◆ **Required work**
Every line of the records below should be restated exactly.

---------- Extracted material ----------

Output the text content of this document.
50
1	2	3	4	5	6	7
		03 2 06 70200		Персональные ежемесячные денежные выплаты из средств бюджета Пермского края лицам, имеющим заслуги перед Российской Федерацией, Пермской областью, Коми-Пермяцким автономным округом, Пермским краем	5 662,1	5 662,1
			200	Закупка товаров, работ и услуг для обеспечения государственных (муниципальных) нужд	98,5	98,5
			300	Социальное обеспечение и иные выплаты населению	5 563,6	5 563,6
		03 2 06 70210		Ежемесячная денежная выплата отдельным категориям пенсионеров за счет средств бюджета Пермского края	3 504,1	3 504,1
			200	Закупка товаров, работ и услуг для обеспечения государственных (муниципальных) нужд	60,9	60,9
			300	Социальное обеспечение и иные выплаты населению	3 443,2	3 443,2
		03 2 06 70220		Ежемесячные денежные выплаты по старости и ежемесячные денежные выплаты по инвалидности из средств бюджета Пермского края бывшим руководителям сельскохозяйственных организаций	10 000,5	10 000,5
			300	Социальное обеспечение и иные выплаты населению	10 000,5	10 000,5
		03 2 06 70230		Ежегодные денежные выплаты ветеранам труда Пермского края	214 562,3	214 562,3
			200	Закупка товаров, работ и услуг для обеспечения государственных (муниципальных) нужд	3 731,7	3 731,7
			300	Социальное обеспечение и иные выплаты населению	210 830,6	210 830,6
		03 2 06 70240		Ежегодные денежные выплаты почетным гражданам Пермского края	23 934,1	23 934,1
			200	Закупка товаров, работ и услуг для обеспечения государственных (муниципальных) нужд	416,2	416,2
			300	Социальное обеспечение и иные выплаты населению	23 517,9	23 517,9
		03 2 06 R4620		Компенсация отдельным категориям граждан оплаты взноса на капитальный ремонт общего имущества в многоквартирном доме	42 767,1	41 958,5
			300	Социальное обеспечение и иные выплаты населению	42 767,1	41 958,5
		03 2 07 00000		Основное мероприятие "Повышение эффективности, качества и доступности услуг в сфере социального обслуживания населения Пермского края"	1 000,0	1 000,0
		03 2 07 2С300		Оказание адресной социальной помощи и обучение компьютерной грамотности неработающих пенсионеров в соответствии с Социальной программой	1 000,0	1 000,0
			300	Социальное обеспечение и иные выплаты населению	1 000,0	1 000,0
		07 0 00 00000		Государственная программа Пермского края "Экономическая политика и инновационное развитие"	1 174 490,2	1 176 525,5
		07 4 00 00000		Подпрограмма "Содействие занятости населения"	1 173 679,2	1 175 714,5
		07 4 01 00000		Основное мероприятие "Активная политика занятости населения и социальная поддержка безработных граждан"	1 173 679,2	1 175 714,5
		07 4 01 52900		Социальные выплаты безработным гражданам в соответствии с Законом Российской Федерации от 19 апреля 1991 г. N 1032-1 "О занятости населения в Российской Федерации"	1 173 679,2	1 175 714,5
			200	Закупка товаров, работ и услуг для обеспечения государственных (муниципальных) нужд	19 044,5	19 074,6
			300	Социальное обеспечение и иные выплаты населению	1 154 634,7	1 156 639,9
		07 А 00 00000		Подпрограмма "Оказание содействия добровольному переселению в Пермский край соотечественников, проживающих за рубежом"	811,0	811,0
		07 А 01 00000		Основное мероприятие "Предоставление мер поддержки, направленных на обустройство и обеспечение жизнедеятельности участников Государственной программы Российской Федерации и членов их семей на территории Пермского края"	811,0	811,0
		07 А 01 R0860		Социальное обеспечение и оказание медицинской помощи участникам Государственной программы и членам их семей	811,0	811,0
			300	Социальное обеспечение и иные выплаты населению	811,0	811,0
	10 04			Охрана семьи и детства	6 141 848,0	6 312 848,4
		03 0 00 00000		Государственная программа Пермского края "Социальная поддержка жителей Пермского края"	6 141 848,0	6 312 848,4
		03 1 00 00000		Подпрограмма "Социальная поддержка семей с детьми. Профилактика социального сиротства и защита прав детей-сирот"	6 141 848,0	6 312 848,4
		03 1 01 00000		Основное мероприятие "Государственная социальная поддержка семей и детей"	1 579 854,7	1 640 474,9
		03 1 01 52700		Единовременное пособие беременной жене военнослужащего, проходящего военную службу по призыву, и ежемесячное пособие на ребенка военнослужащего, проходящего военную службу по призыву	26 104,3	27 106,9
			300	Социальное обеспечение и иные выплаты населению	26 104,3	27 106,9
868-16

----------

◆ **Complete answer**
Output the text content of this document.
50
1	2	3	4	5	6	7
		03 2 06 70200		Персональные ежемесячные денежные выплаты из средств бюджета Пермского края лицам, имеющим заслуги перед Российской Федерацией, Пермской областью, Коми-Пермяцким автономным округом, Пермским краем	5 662,1	5 662,1
			200	Закупка товаров, работ и услуг для обеспечения государственных (муниципальных) нужд	98,5	98,5
			300	Социальное обеспечение и иные выплаты населению	5 563,6	5 563,6
		03 2 06 70210		Ежемесячная денежная выплата отдельным категориям пенсионеров за счет средств бюджета Пермского края	3 504,1	3 504,1
			200	Закупка товаров, работ и услуг для обеспечения государственных (муниципальных) нужд	60,9	60,9
			300	Социальное обеспечение и иные выплаты населению	3 443,2	3 443,2
		03 2 06 70220		Ежемесячные денежные выплаты по старости и ежемесячные денежные выплаты по инвалидности из средств бюджета Пермского края бывшим руководителям сельскохозяйственных организаций	10 000,5	10 000,5
			300	Социальное обеспечение и иные выплаты населению	10 000,5	10 000,5
		03 2 06 70230		Ежегодные денежные выплаты ветеранам труда Пермского края	214 562,3	214 562,3
			200	Закупка товаров, работ и услуг для обеспечения государственных (муниципальных) нужд	3 731,7	3 731,7
			300	Социальное обеспечение и иные выплаты населению	210 830,6	210 830,6
		03 2 06 70240		Ежегодные денежные выплаты почетным гражданам Пермского края	23 934,1	23 934,1
			200	Закупка товаров, работ и услуг для обеспечения государственных (муниципальных) нужд	416,2	416,2
			300	Социальное обеспечение и иные выплаты населению	23 517,9	23 517,9
		03 2 06 R4620		Компенсация отдельным категориям граждан оплаты взноса на капитальный ремонт общего имущества в многоквартирном доме	42 767,1	41 958,5
			300	Социальное обеспечение и иные выплаты населению	42 767,1	41 958,5
		03 2 07 00000		Основное мероприятие "Повышение эффективности, качества и доступности услуг в сфере социального обслуживания населения Пермского края"	1 000,0	1 000,0
		03 2 07 2С300		Оказание адресной социальной помощи и обучение компьютерной грамотности неработающих пенсионеров в соответствии с Социальной программой	1 000,0	1 000,0
			300	Социальное обеспечение и иные выплаты населению	1 000,0	1 000,0
		07 0 00 00000		Государственная программа Пермского края "Экономическая политика и инновационное развитие"	1 174 490,2	1 176 525,5
		07 4 00 00000		Подпрограмма "Содействие занятости населения"	1 173 679,2	1 175 714,5
		07 4 01 00000		Основное мероприятие "Активная политика занятости населения и социальная поддержка безработных граждан"	1 173 679,2	1 175 714,5
		07 4 01 52900		Социальные выплаты безработным гражданам в соответствии с Законом Российской Федерации от 19 апреля 1991 г. N 1032-1 "О занятости населения в Российской Федерации"	1 173 679,2	1 175 714,5
			200	Закупка товаров, работ и услуг для обеспечения государственных (муниципальных) нужд	19 044,5	19 074,6
			300	Социальное обеспечение и иные выплаты населению	1 154 634,7	1 156 639,9
		07 А 00 00000		Подпрограмма "Оказание содействия добровольному переселению в Пермский край соотечественников, проживающих за рубежом"	811,0	811,0
		07 А 01 00000		Основное мероприятие "Предоставление мер поддержки, направленных на обустройство и обеспечение жизнедеятельности участников Государственной программы Российской Федерации и членов их семей на территории Пермского края"	811,0	811,0
		07 А 01 R0860		Социальное обеспечение и оказание медицинской помощи участникам Государственной программы и членам их семей	811,0	811,0
			300	Социальное обеспечение и иные выплаты населению	811,0	811,0
	10 04			Охрана семьи и детства	6 141 848,0	6 312 848,4
		03 0 00 00000		Государственная программа Пермского края "Социальная поддержка жителей Пермского края"	6 141 848,0	6 312 848,4
		03 1 00 00000		Подпрограмма "Социальная поддержка семей с детьми. Профилактика социального сиротства и защита прав детей-сирот"	6 141 848,0	6 312 848,4
		03 1 01 00000		Основное мероприятие "Государственная социальная поддержка семей и детей"	1 579 854,7	1 640 474,9
		03 1 01 52700		Единовременное пособие беременной жене военнослужащего, проходящего военную службу по призыву, и ежемесячное пособие на ребенка военнослужащего, проходящего военную службу по призыву	26 104,3	27 106,9
			300	Социальное обеспечение и иные выплаты населению	26 104,3	27 106,9
868-16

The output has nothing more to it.